§ **Set task**:
Can you pull out each line of the data below that includes the word "hereby"?

>> start

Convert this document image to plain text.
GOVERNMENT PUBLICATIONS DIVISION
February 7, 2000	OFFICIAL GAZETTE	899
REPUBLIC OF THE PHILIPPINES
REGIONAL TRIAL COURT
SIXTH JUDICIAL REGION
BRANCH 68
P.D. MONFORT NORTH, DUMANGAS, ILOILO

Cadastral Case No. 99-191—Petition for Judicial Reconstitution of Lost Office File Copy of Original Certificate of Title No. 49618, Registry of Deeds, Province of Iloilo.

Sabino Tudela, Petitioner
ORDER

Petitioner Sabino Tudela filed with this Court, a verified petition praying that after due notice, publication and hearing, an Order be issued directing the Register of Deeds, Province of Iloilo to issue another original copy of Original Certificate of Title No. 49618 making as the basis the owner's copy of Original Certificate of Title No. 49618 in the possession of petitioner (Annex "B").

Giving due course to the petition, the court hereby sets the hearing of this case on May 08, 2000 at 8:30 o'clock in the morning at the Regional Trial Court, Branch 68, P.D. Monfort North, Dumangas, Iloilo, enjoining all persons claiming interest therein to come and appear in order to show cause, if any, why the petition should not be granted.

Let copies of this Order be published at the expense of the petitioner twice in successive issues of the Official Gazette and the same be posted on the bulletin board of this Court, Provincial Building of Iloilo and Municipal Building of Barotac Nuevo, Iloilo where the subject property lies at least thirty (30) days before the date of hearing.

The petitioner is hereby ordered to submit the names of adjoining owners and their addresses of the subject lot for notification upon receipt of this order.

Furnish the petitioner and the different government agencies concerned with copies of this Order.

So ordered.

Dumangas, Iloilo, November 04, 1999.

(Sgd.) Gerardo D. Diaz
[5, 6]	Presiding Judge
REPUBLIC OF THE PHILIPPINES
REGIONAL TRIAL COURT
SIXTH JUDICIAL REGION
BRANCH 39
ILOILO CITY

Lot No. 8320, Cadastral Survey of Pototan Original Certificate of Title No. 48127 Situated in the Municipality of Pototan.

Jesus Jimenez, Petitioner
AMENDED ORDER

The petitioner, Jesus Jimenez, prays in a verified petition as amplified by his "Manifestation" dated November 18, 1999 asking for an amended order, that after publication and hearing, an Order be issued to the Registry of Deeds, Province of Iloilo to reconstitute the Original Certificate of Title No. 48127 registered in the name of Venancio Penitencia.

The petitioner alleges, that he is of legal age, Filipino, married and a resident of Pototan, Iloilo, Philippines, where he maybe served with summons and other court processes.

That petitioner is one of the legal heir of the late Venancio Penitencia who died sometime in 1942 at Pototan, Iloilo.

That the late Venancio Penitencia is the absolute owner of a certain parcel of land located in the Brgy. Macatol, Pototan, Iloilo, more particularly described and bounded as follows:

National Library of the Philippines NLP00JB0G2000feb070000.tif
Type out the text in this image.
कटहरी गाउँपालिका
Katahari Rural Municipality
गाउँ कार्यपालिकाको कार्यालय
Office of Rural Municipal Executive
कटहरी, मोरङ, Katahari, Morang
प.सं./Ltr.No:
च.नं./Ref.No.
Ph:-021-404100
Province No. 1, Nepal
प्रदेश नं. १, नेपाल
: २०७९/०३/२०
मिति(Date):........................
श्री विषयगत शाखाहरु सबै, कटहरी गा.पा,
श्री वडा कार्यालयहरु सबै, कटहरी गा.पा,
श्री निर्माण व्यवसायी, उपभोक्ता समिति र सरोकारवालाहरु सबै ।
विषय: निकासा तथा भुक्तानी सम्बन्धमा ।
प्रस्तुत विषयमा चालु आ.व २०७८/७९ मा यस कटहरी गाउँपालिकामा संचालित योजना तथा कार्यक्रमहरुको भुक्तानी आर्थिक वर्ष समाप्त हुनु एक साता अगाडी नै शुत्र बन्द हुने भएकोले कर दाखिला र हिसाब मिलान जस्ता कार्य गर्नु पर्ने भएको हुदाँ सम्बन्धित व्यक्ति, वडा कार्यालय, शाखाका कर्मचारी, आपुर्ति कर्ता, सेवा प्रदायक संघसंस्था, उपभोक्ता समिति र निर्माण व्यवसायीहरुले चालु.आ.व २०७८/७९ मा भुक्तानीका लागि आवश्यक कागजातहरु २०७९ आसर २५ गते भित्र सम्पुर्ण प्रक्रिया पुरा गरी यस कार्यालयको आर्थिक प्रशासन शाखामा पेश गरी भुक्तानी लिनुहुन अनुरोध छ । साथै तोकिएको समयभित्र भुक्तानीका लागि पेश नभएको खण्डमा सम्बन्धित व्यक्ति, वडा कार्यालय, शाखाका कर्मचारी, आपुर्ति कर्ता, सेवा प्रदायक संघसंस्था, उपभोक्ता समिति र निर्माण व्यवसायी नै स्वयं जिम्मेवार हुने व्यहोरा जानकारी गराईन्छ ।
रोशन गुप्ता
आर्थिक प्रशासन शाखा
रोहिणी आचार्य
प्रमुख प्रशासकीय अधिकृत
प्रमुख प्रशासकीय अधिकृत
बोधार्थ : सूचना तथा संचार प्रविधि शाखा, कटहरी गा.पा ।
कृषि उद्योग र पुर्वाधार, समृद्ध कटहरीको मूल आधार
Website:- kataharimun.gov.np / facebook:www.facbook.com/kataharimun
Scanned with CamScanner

>> end

§ **Result**:
Giving due course to the petition, the court hereby sets the hearing of this case on May 08, 2000 at 8:30 o'clock in the morning at the Regional Trial Court, Branch 68, P.D. Monfort North, Dumangas, Iloilo, enjoining all persons claiming interest therein to come and appear in order to show cause, if any, why the petition should not be granted.
The petitioner is hereby ordered to submit the names of adjoining owners and their addresses of the subject lot for notification upon receipt of this order.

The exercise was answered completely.